◆ **Task brief**: Omit the pictures, then write out every entry exactly as it reads.

## Begin

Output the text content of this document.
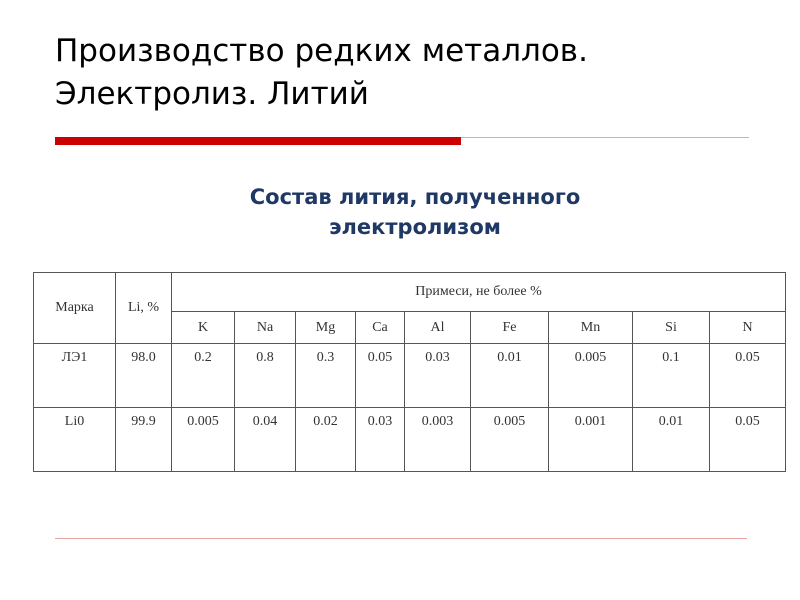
Производство редких металлов.
Электролиз. Литий
Состав лития, полученного
электролизом
Марка	Li, %	Примеси, не более %								
		K	Na	Mg	Ca	Al	Fe	Mn	Si	N
ЛЭ1	98.0	0.2	0.8	0.3	0.05	0.03	0.01	0.005	0.1	0.05
Li0	99.9	0.005	0.04	0.02	0.03	0.003	0.005	0.001	0.01	0.05
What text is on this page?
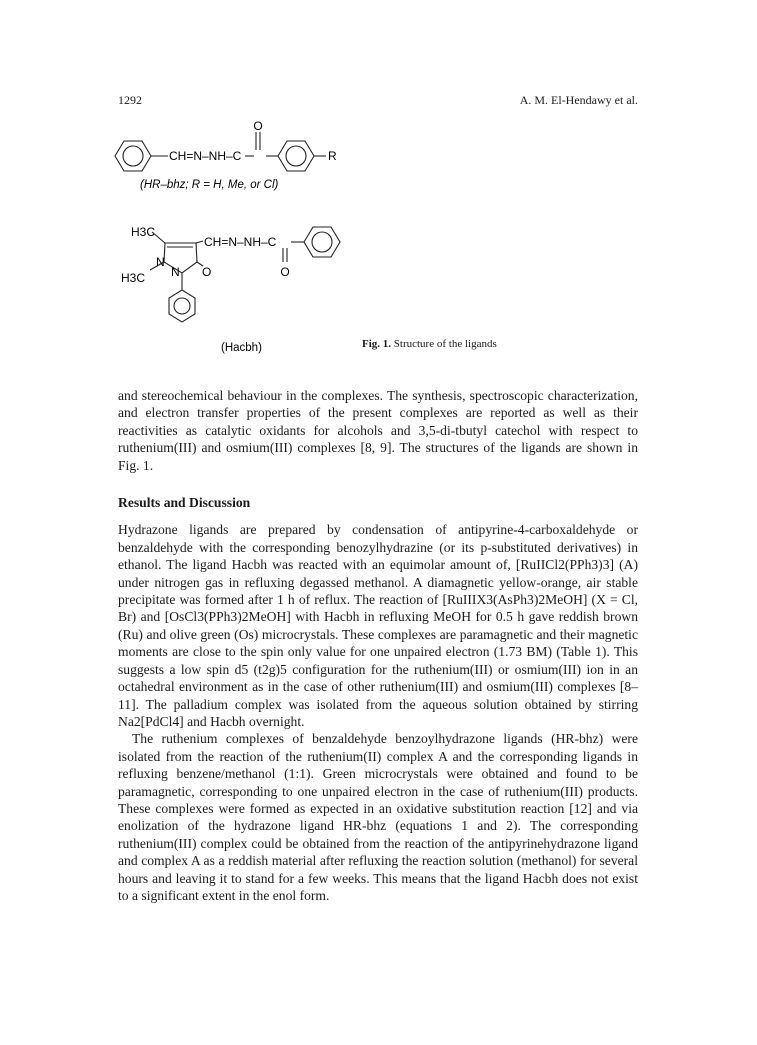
1292	A. M. El-Hendawy et al.
O
CH=N–NH–C	R
(HR–bhz; R = H, Me, or Cl)
H3C
CH=N–NH–C
N
N O	O
H3C
(Hacbh)	Fig. 1. Structure of the ligands

and stereochemical behaviour in the complexes. The synthesis, spectroscopic characterization, and electron transfer properties of the present complexes are reported as well as their reactivities as catalytic oxidants for alcohols and 3,5-di-tbutyl catechol with respect to ruthenium(III) and osmium(III) complexes [8, 9]. The structures of the ligands are shown in Fig. 1.

Results and Discussion

Hydrazone ligands are prepared by condensation of antipyrine-4-carboxaldehyde or benzaldehyde with the corresponding benozylhydrazine (or its p-substituted derivatives) in ethanol. The ligand Hacbh was reacted with an equimolar amount of, [RuIICl2(PPh3)3] (A) under nitrogen gas in refluxing degassed methanol. A diamagnetic yellow-orange, air stable precipitate was formed after 1 h of reflux. The reaction of [RuIIIX3(AsPh3)2MeOH] (X = Cl, Br) and [OsCl3(PPh3)2MeOH] with Hacbh in refluxing MeOH for 0.5 h gave reddish brown (Ru) and olive green (Os) microcrystals. These complexes are paramagnetic and their magnetic moments are close to the spin only value for one unpaired electron (1.73 BM) (Table 1). This suggests a low spin d5 (t2g)5 configuration for the ruthenium(III) or osmium(III) ion in an octahedral environment as in the case of other ruthenium(III) and osmium(III) complexes [8–11]. The palladium complex was isolated from the aqueous solution obtained by stirring Na2[PdCl4] and Hacbh overnight.

The ruthenium complexes of benzaldehyde benzoylhydrazone ligands (HR-bhz) were isolated from the reaction of the ruthenium(II) complex A and the corresponding ligands in refluxing benzene/methanol (1:1). Green microcrystals were obtained and found to be paramagnetic, corresponding to one unpaired electron in the case of ruthenium(III) products. These complexes were formed as expected in an oxidative substitution reaction [12] and via enolization of the hydrazone ligand HR-bhz (equations 1 and 2). The corresponding ruthenium(III) complex could be obtained from the reaction of the antipyrinehydrazone ligand and complex A as a reddish material after refluxing the reaction solution (methanol) for several hours and leaving it to stand for a few weeks. This means that the ligand Hacbh does not exist to a significant extent in the enol form.
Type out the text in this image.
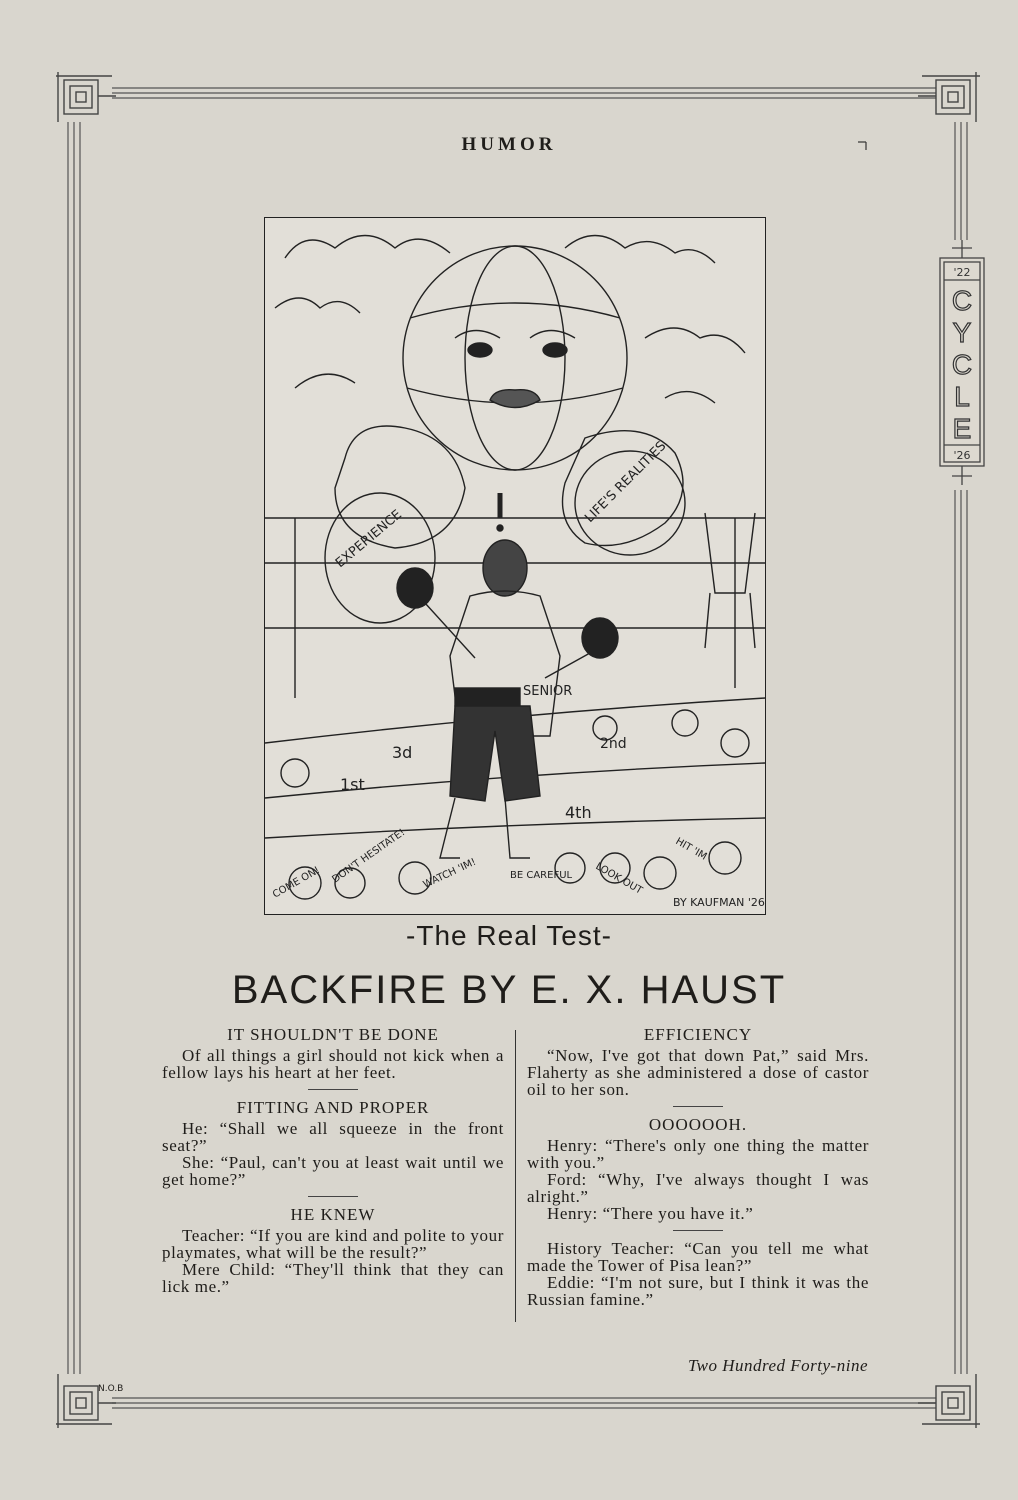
'22
C
Y
C
L
E
'26
HUMOR
EXPERIENCE
LIFE'S REALITIES
SENIOR
3d
1st
2nd
4th
COME ON! DON'T HESITATE! WATCH 'IM!	BE CAREFUL LOOK OUT
HIT 'IM
BY KAUFMAN '26
-The Real Test-
BACKFIRE BY E. X. HAUST
IT SHOULDN'T BE DONE

Of all things a girl should not kick when a fellow lays his heart at her feet.

FITTING AND PROPER

He: “Shall we all squeeze in the front seat?”

She: “Paul, can't you at least wait until we get home?”

HE KNEW

Teacher: “If you are kind and polite to your playmates, what will be the result?”

Mere Child: “They'll think that they can lick me.”

EFFICIENCY

“Now, I've got that down Pat,” said Mrs. Flaherty as she administered a dose of castor oil to her son.

OOOOOOH.

Henry: “There's only one thing the matter with you.”

Ford: “Why, I've always thought I was alright.”

Henry: “There you have it.”

History Teacher: “Can you tell me what made the Tower of Pisa lean?”

Eddie: “I'm not sure, but I think it was the Russian famine.”

Two Hundred Forty-nine
N.O.B
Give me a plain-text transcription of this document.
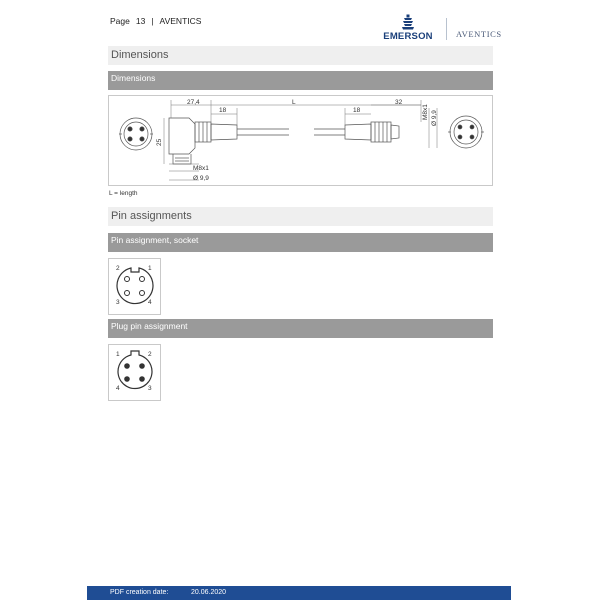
Page 13 | AVENTICS
EMERSON	AVENTICS
Dimensions
Dimensions
27,4
18
L
18
32
M8x1 Ø 9,9
25
M8x1
Ø 9,9
L = length
Pin assignments
Pin assignment, socket
1
2
3	4
Plug pin assignment
1	2
3
4
PDF creation date:	20.06.2020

## End

◆ **Written response**:
Output the text content of this document.
Производство редких металлов.
Электролиз. Литий
Состав лития, полученного
электролизом
Марка	Li, %	Примеси, не более %								
		K	Na	Mg	Ca	Al	Fe	Mn	Si	N
ЛЭ1	98.0	0.2	0.8	0.3	0.05	0.03	0.01	0.005	0.1	0.05
Li0	99.9	0.005	0.04	0.02	0.03	0.003	0.005	0.001	0.01	0.05
What text is on this page?
1292	A. M. El-Hendawy et al.
O
CH=N–NH–C	R
(HR–bhz; R = H, Me, or Cl)
H3C
CH=N–NH–C
N
N O	O
H3C
(Hacbh)	Fig. 1. Structure of the ligands

and stereochemical behaviour in the complexes. The synthesis, spectroscopic characterization, and electron transfer properties of the present complexes are reported as well as their reactivities as catalytic oxidants for alcohols and 3,5-di-tbutyl catechol with respect to ruthenium(III) and osmium(III) complexes [8, 9]. The structures of the ligands are shown in Fig. 1.

Results and Discussion

Hydrazone ligands are prepared by condensation of antipyrine-4-carboxaldehyde or benzaldehyde with the corresponding benozylhydrazine (or its p-substituted derivatives) in ethanol. The ligand Hacbh was reacted with an equimolar amount of, [RuIICl2(PPh3)3] (A) under nitrogen gas in refluxing degassed methanol. A diamagnetic yellow-orange, air stable precipitate was formed after 1 h of reflux. The reaction of [RuIIIX3(AsPh3)2MeOH] (X = Cl, Br) and [OsCl3(PPh3)2MeOH] with Hacbh in refluxing MeOH for 0.5 h gave reddish brown (Ru) and olive green (Os) microcrystals. These complexes are paramagnetic and their magnetic moments are close to the spin only value for one unpaired electron (1.73 BM) (Table 1). This suggests a low spin d5 (t2g)5 configuration for the ruthenium(III) or osmium(III) ion in an octahedral environment as in the case of other ruthenium(III) and osmium(III) complexes [8–11]. The palladium complex was isolated from the aqueous solution obtained by stirring Na2[PdCl4] and Hacbh overnight.

The ruthenium complexes of benzaldehyde benzoylhydrazone ligands (HR-bhz) were isolated from the reaction of the ruthenium(II) complex A and the corresponding ligands in refluxing benzene/methanol (1:1). Green microcrystals were obtained and found to be paramagnetic, corresponding to one unpaired electron in the case of ruthenium(III) products. These complexes were formed as expected in an oxidative substitution reaction [12] and via enolization of the hydrazone ligand HR-bhz (equations 1 and 2). The corresponding ruthenium(III) complex could be obtained from the reaction of the antipyrinehydrazone ligand and complex A as a reddish material after refluxing the reaction solution (methanol) for several hours and leaving it to stand for a few weeks. This means that the ligand Hacbh does not exist to a significant extent in the enol form.
Type out the text in this image.
'22
C
Y
C
L
E
'26
HUMOR
EXPERIENCE
LIFE'S REALITIES
SENIOR
3d
1st
2nd
4th
COME ON! DON'T HESITATE! WATCH 'IM!	BE CAREFUL LOOK OUT
HIT 'IM
BY KAUFMAN '26
-The Real Test-
BACKFIRE BY E. X. HAUST
IT SHOULDN'T BE DONE

Of all things a girl should not kick when a fellow lays his heart at her feet.

FITTING AND PROPER

He: “Shall we all squeeze in the front seat?”

She: “Paul, can't you at least wait until we get home?”

HE KNEW

Teacher: “If you are kind and polite to your playmates, what will be the result?”

Mere Child: “They'll think that they can lick me.”

EFFICIENCY

“Now, I've got that down Pat,” said Mrs. Flaherty as she administered a dose of castor oil to her son.

OOOOOOH.

Henry: “There's only one thing the matter with you.”

Ford: “Why, I've always thought I was alright.”

Henry: “There you have it.”

History Teacher: “Can you tell me what made the Tower of Pisa lean?”

Eddie: “I'm not sure, but I think it was the Russian famine.”

Two Hundred Forty-nine
N.O.B
Give me a plain-text transcription of this document.
Page 13 | AVENTICS
EMERSON	AVENTICS
Dimensions
Dimensions
27,4
18
L
18
32
M8x1 Ø 9,9
25
M8x1
Ø 9,9
L = length
Pin assignments
Pin assignment, socket
1
2
3	4
Plug pin assignment
1	2
3
4
PDF creation date:	20.06.2020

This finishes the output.